### Material for the task

◇ ◇ ◇

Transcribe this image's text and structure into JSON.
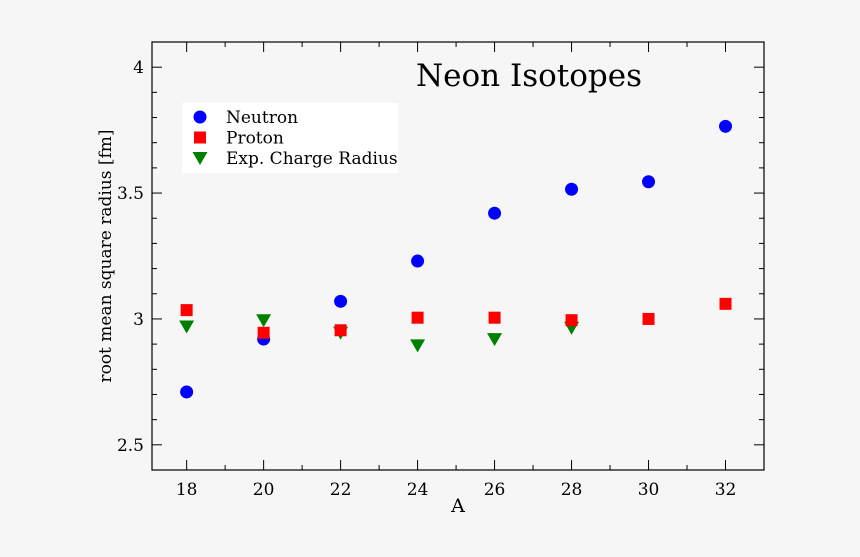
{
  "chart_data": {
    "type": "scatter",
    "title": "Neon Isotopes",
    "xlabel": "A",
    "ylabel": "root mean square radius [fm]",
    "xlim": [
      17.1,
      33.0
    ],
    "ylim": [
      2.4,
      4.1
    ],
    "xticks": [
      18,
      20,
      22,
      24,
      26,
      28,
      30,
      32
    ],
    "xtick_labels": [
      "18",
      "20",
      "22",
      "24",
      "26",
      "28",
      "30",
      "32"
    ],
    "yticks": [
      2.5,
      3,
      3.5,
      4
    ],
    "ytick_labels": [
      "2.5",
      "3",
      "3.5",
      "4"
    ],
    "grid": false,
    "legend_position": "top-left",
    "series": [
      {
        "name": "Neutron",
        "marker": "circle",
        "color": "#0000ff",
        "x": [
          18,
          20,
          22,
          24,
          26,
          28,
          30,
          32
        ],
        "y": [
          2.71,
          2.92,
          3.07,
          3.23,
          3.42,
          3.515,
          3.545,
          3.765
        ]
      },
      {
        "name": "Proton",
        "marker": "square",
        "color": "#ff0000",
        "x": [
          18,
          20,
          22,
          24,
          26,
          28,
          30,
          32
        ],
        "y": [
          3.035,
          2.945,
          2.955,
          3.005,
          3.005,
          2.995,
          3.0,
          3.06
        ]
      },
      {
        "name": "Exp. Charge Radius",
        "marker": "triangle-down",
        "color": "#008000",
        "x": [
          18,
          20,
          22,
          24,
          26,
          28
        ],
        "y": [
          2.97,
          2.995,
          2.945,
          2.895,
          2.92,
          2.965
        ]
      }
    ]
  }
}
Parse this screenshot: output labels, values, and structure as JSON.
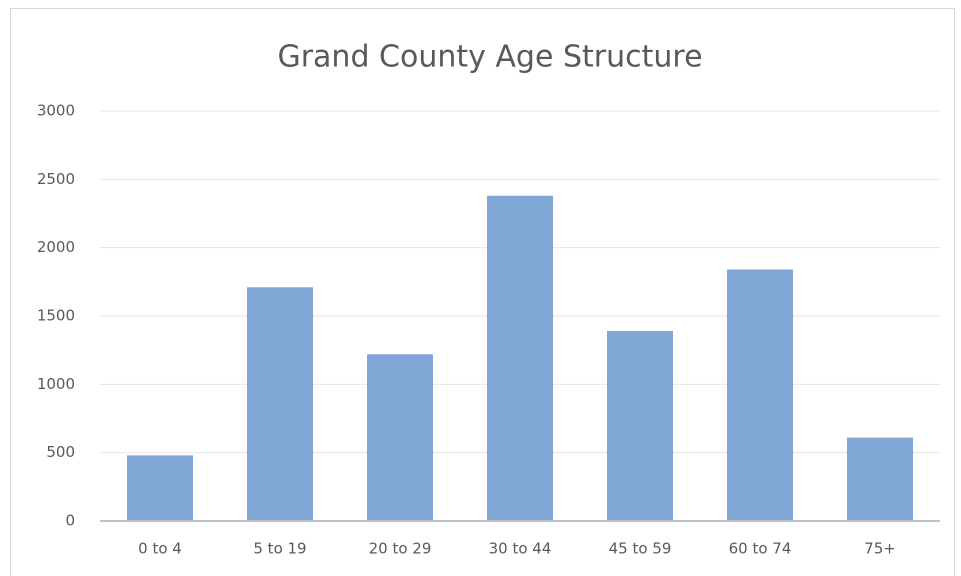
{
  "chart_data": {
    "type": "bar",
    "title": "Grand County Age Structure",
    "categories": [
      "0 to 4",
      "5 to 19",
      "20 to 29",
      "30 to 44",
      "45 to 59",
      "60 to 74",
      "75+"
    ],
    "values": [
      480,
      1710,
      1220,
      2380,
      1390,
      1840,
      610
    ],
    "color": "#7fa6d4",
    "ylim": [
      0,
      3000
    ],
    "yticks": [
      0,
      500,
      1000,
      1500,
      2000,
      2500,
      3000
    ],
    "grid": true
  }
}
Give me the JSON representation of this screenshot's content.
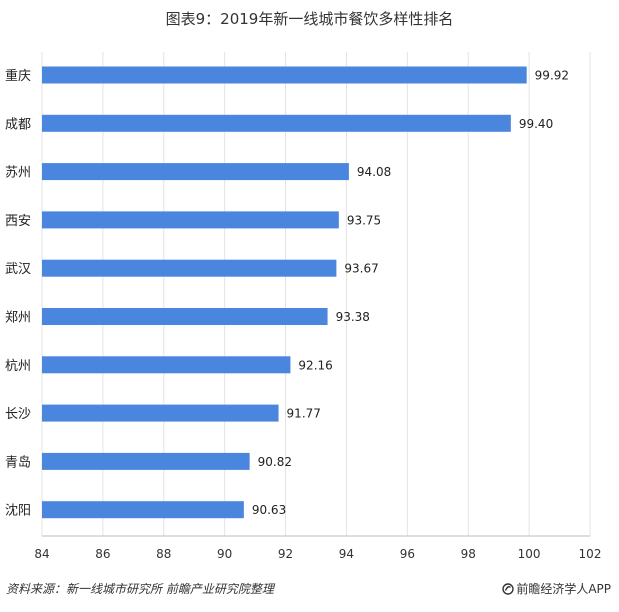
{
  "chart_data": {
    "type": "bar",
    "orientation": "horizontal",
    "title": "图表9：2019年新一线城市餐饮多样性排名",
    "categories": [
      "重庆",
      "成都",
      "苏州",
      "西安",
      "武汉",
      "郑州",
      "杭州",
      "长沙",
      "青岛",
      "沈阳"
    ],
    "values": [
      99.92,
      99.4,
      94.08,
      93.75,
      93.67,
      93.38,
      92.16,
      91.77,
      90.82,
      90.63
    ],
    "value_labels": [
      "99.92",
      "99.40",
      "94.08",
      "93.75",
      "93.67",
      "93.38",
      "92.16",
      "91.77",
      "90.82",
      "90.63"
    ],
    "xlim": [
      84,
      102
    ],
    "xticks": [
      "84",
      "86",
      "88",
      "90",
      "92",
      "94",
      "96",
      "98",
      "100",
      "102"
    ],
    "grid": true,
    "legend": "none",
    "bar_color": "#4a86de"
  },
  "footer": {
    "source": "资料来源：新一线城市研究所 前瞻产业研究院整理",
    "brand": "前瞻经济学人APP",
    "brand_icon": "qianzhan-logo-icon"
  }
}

◇ ◇ ◇

### Your task
Could you repeat all of the material exactly? Pictures should not be copied.

### Solution to the problem
Transcribe this image's text and structure into JSON.
{
  "chart_data": {
    "type": "scatter",
    "title": "Neon Isotopes",
    "xlabel": "A",
    "ylabel": "root mean square radius [fm]",
    "xlim": [
      17.1,
      33.0
    ],
    "ylim": [
      2.4,
      4.1
    ],
    "xticks": [
      18,
      20,
      22,
      24,
      26,
      28,
      30,
      32
    ],
    "xtick_labels": [
      "18",
      "20",
      "22",
      "24",
      "26",
      "28",
      "30",
      "32"
    ],
    "yticks": [
      2.5,
      3,
      3.5,
      4
    ],
    "ytick_labels": [
      "2.5",
      "3",
      "3.5",
      "4"
    ],
    "grid": false,
    "legend_position": "top-left",
    "series": [
      {
        "name": "Neutron",
        "marker": "circle",
        "color": "#0000ff",
        "x": [
          18,
          20,
          22,
          24,
          26,
          28,
          30,
          32
        ],
        "y": [
          2.71,
          2.92,
          3.07,
          3.23,
          3.42,
          3.515,
          3.545,
          3.765
        ]
      },
      {
        "name": "Proton",
        "marker": "square",
        "color": "#ff0000",
        "x": [
          18,
          20,
          22,
          24,
          26,
          28,
          30,
          32
        ],
        "y": [
          3.035,
          2.945,
          2.955,
          3.005,
          3.005,
          2.995,
          3.0,
          3.06
        ]
      },
      {
        "name": "Exp. Charge Radius",
        "marker": "triangle-down",
        "color": "#008000",
        "x": [
          18,
          20,
          22,
          24,
          26,
          28
        ],
        "y": [
          2.97,
          2.995,
          2.945,
          2.895,
          2.92,
          2.965
        ]
      }
    ]
  }
}
Parse this screenshot: output labels, values, and structure as JSON.
{
  "chart_data": {
    "type": "bar",
    "title": "Grand County Age Structure",
    "categories": [
      "0 to 4",
      "5 to 19",
      "20 to 29",
      "30 to 44",
      "45 to 59",
      "60 to 74",
      "75+"
    ],
    "values": [
      480,
      1710,
      1220,
      2380,
      1390,
      1840,
      610
    ],
    "color": "#7fa6d4",
    "ylim": [
      0,
      3000
    ],
    "yticks": [
      0,
      500,
      1000,
      1500,
      2000,
      2500,
      3000
    ],
    "grid": true
  }
}
Give me the JSON representation of this screenshot's content.
{
  "chart_data": {
    "type": "bar",
    "orientation": "horizontal",
    "title": "图表9：2019年新一线城市餐饮多样性排名",
    "categories": [
      "重庆",
      "成都",
      "苏州",
      "西安",
      "武汉",
      "郑州",
      "杭州",
      "长沙",
      "青岛",
      "沈阳"
    ],
    "values": [
      99.92,
      99.4,
      94.08,
      93.75,
      93.67,
      93.38,
      92.16,
      91.77,
      90.82,
      90.63
    ],
    "value_labels": [
      "99.92",
      "99.40",
      "94.08",
      "93.75",
      "93.67",
      "93.38",
      "92.16",
      "91.77",
      "90.82",
      "90.63"
    ],
    "xlim": [
      84,
      102
    ],
    "xticks": [
      "84",
      "86",
      "88",
      "90",
      "92",
      "94",
      "96",
      "98",
      "100",
      "102"
    ],
    "grid": true,
    "legend": "none",
    "bar_color": "#4a86de"
  },
  "footer": {
    "source": "资料来源：新一线城市研究所 前瞻产业研究院整理",
    "brand": "前瞻经济学人APP",
    "brand_icon": "qianzhan-logo-icon"
  }
}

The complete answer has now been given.